The Company participates in a credit facility that supports the combined commercial paper programs of Dominion, the Company and CNG. This facility, established in May 2001, is for $1.75 billion and matures in the second quarter of 2002 and is expected to be replaced. Although the Company has access to the full amount of the $1.75 billion facility, the Company operates with an internal allocation that may vary depending upon the needs of participating entities.
 
The Company’s net borrowings under the commercial paper program were $436 million at December 31, 2001, a decrease of $278 million from amounts outstanding at December 31, 2000. Commercial paper borrowings are used primarily to fund working capital requirements and may vary significantly during the course of the year, depending upon the timing and amount of cash requirements not satisfied by cash provided by operations.

Dataset extract =>
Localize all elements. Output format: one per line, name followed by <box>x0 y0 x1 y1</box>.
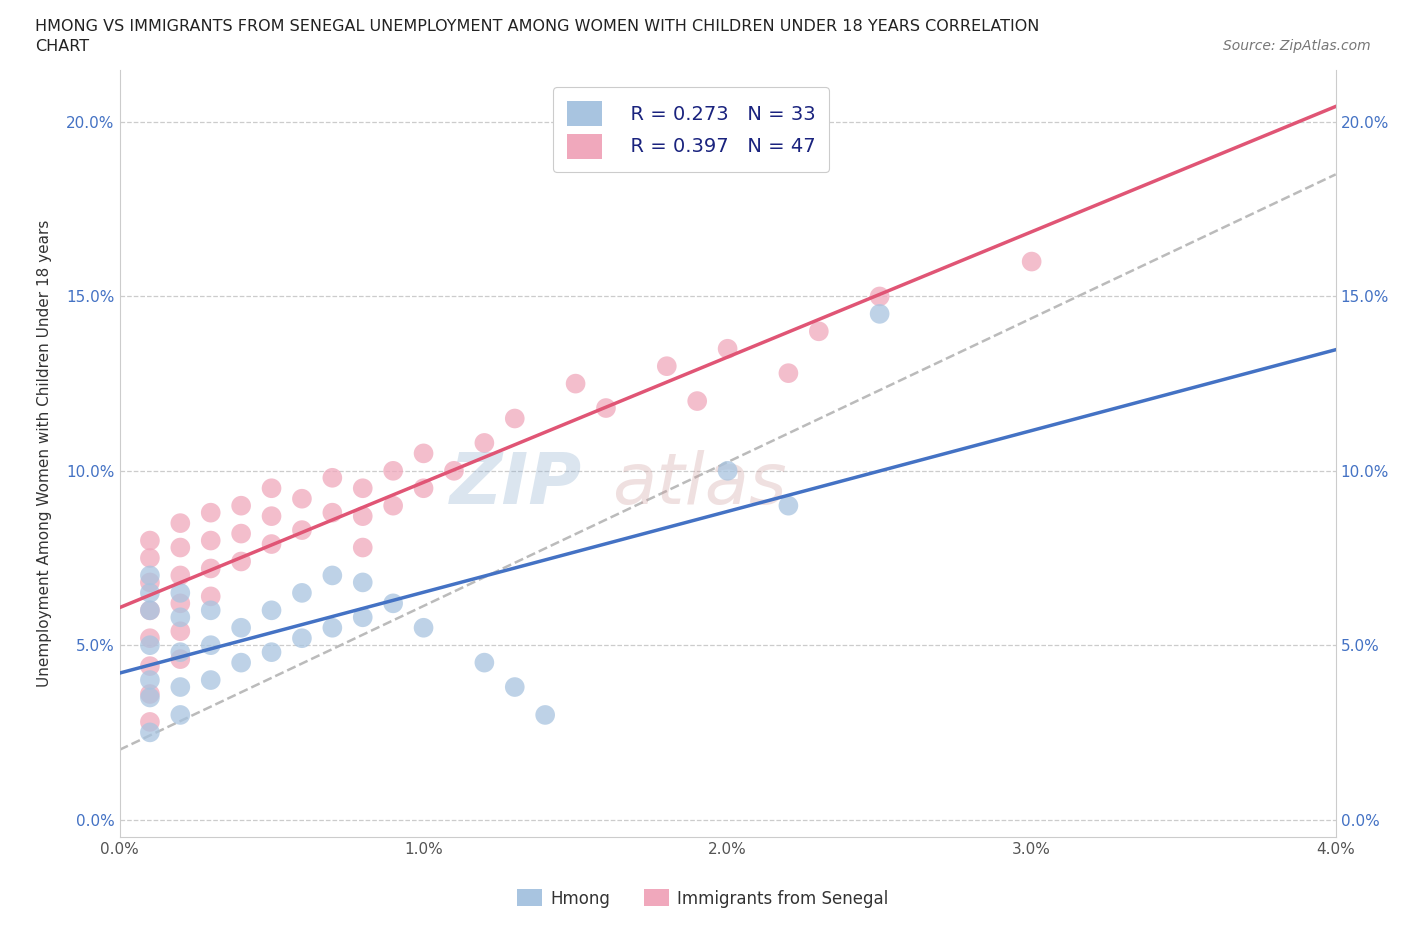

Directions =>
1 > In the credit facility passage, what were the Company's net borrowings under the commercial paper program at December 31, 2001?
2 > Reproduce the credit facility passage word for word, everything from "The Company’s net" down to "provided by operations.".

Task solutions =>
1 > $436 million

2 >
The Company’s net borrowings under the commercial paper program were $436 million at December 31, 2001, a decrease of $278 million from amounts outstanding at December 31, 2000. Commercial paper borrowings are used primarily to fund working capital requirements and may vary significantly during the course of the year, depending upon the timing and amount of cash requirements not satisfied by cash provided by operations.